Directive
Check each line of the material. Copy those containing "TradingView".

[Begin]

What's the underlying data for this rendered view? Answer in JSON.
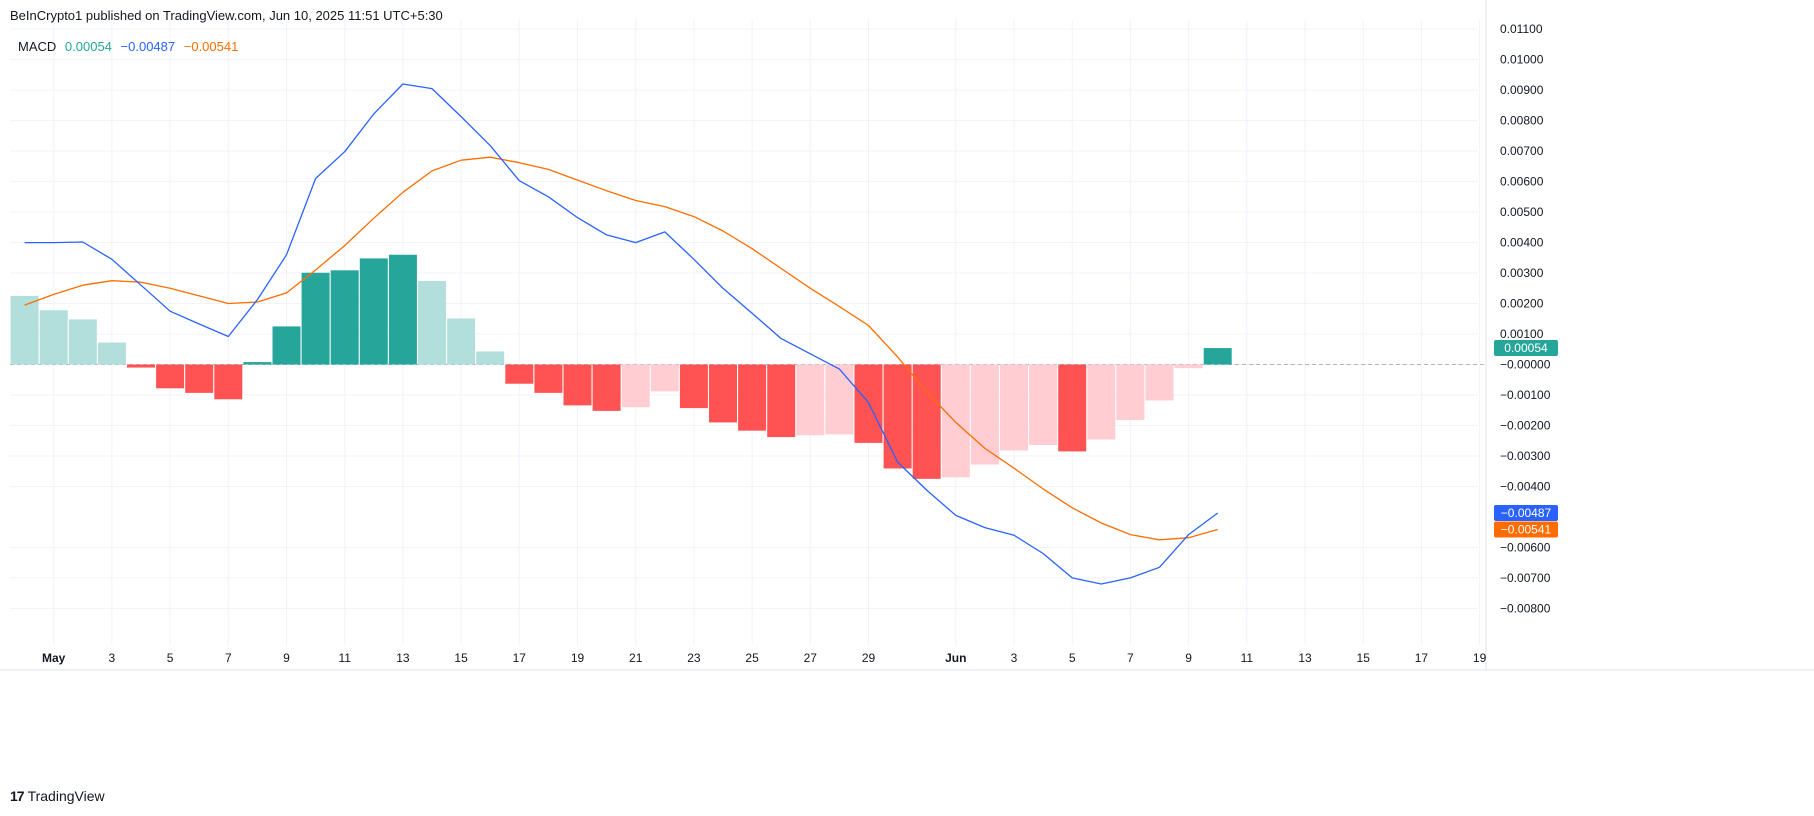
{
  "header": {
    "publisher_text": "BeInCrypto1 published on TradingView.com, Jun 10, 2025 11:51 UTC+5:30"
  },
  "legend": {
    "indicator": "MACD",
    "histogram_value": "0.00054",
    "macd_value": "−0.00487",
    "signal_value": "−0.00541"
  },
  "footer": {
    "logo_glyph": "17",
    "brand": "TradingView"
  },
  "colors": {
    "macd_line": "#2962ff",
    "signal_line": "#ff6d00",
    "hist_pos_strong": "#26a69a",
    "hist_pos_weak": "#b2dfdb",
    "hist_neg_strong": "#ff5252",
    "hist_neg_weak": "#ffcdd2",
    "grid": "#f0f3fa",
    "zero_line": "#b2b5be",
    "text": "#131722"
  },
  "chart_data": {
    "type": "bar",
    "title": "",
    "xlabel": "",
    "ylabel": "",
    "ylim": [
      -0.0092,
      0.0113
    ],
    "grid": true,
    "legend_position": "top-left",
    "x_tick_labels": [
      "May",
      "3",
      "5",
      "7",
      "9",
      "11",
      "13",
      "15",
      "17",
      "19",
      "21",
      "23",
      "25",
      "27",
      "29",
      "Jun",
      "3",
      "5",
      "7",
      "9",
      "11",
      "13",
      "15",
      "17",
      "19"
    ],
    "y_tick_labels": [
      "0.01100",
      "0.01000",
      "0.00900",
      "0.00800",
      "0.00700",
      "0.00600",
      "0.00500",
      "0.00400",
      "0.00300",
      "0.00200",
      "0.00100",
      "−0.00000",
      "−0.00100",
      "−0.00200",
      "−0.00300",
      "−0.00400",
      "−0.00600",
      "−0.00700",
      "−0.00800"
    ],
    "y_tick_values": [
      0.011,
      0.01,
      0.009,
      0.008,
      0.007,
      0.006,
      0.005,
      0.004,
      0.003,
      0.002,
      0.001,
      0,
      -0.001,
      -0.002,
      -0.003,
      -0.004,
      -0.006,
      -0.007,
      -0.008
    ],
    "dates": [
      "2025-04-30",
      "2025-05-01",
      "2025-05-02",
      "2025-05-03",
      "2025-05-04",
      "2025-05-05",
      "2025-05-06",
      "2025-05-07",
      "2025-05-08",
      "2025-05-09",
      "2025-05-10",
      "2025-05-11",
      "2025-05-12",
      "2025-05-13",
      "2025-05-14",
      "2025-05-15",
      "2025-05-16",
      "2025-05-17",
      "2025-05-18",
      "2025-05-19",
      "2025-05-20",
      "2025-05-21",
      "2025-05-22",
      "2025-05-23",
      "2025-05-24",
      "2025-05-25",
      "2025-05-26",
      "2025-05-27",
      "2025-05-28",
      "2025-05-29",
      "2025-05-30",
      "2025-05-31",
      "2025-06-01",
      "2025-06-02",
      "2025-06-03",
      "2025-06-04",
      "2025-06-05",
      "2025-06-06",
      "2025-06-07",
      "2025-06-08",
      "2025-06-09",
      "2025-06-10"
    ],
    "series": [
      {
        "name": "Histogram",
        "kind": "histogram",
        "values": [
          0.00225,
          0.00178,
          0.00148,
          0.00072,
          -0.0001,
          -0.00078,
          -0.00093,
          -0.00114,
          8e-05,
          0.00125,
          0.00301,
          0.00309,
          0.00348,
          0.0036,
          0.00274,
          0.00151,
          0.00043,
          -0.00063,
          -0.00093,
          -0.00134,
          -0.00152,
          -0.0014,
          -0.00088,
          -0.00143,
          -0.0019,
          -0.00217,
          -0.00238,
          -0.00232,
          -0.00229,
          -0.00257,
          -0.00341,
          -0.00375,
          -0.0037,
          -0.00328,
          -0.00282,
          -0.00264,
          -0.00285,
          -0.00246,
          -0.00182,
          -0.00118,
          -0.00012,
          0.00054
        ]
      },
      {
        "name": "MACD",
        "kind": "line",
        "values": [
          0.004,
          0.004,
          0.00402,
          0.00345,
          0.0026,
          0.00175,
          0.00133,
          0.00092,
          0.00213,
          0.0036,
          0.0061,
          0.00698,
          0.00822,
          0.0092,
          0.00905,
          0.00813,
          0.00718,
          0.00603,
          0.0055,
          0.00482,
          0.00425,
          0.004,
          0.00435,
          0.00345,
          0.0025,
          0.00168,
          0.00085,
          0.00035,
          -0.00015,
          -0.00125,
          -0.0032,
          -0.00412,
          -0.00495,
          -0.00535,
          -0.0056,
          -0.0062,
          -0.007,
          -0.0072,
          -0.007,
          -0.00665,
          -0.00558,
          -0.00487
        ]
      },
      {
        "name": "Signal",
        "kind": "line",
        "values": [
          0.00195,
          0.0023,
          0.0026,
          0.00275,
          0.0027,
          0.0025,
          0.00225,
          0.002,
          0.00205,
          0.00235,
          0.0031,
          0.0039,
          0.0048,
          0.00565,
          0.00635,
          0.0067,
          0.0068,
          0.00662,
          0.0064,
          0.00605,
          0.0057,
          0.00538,
          0.00518,
          0.00485,
          0.00438,
          0.0038,
          0.00315,
          0.0025,
          0.0019,
          0.00128,
          0.00025,
          -0.0009,
          -0.0019,
          -0.00275,
          -0.0034,
          -0.00408,
          -0.0047,
          -0.0052,
          -0.00558,
          -0.00575,
          -0.00568,
          -0.00541
        ]
      }
    ],
    "price_tags": [
      {
        "series": "Histogram",
        "label": "0.00054",
        "value": 0.00054,
        "color": "#26a69a"
      },
      {
        "series": "MACD",
        "label": "−0.00487",
        "value": -0.00487,
        "color": "#2962ff"
      },
      {
        "series": "Signal",
        "label": "−0.00541",
        "value": -0.00541,
        "color": "#ff6d00"
      }
    ]
  }
}
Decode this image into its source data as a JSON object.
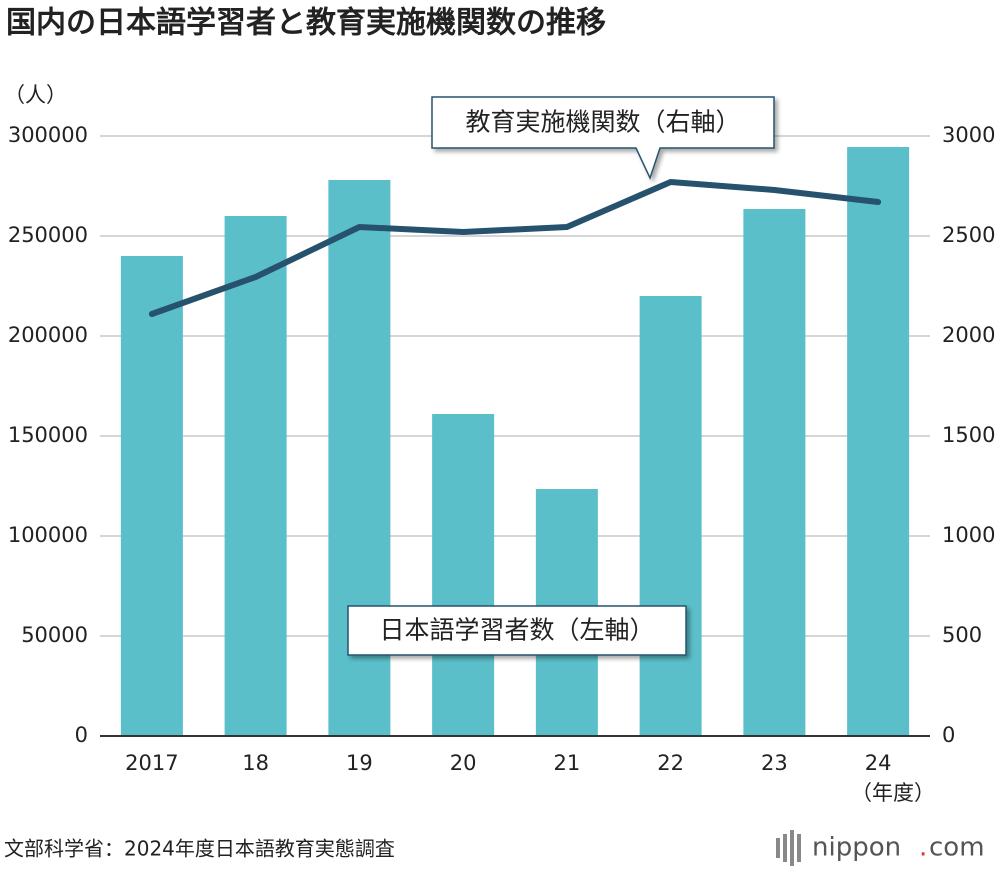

[End]

Final result
    "publisher_text": "BeInCrypto1 published on TradingView.com, Jun 10, 2025 11:51 UTC+5:30"
    "brand": "TradingView"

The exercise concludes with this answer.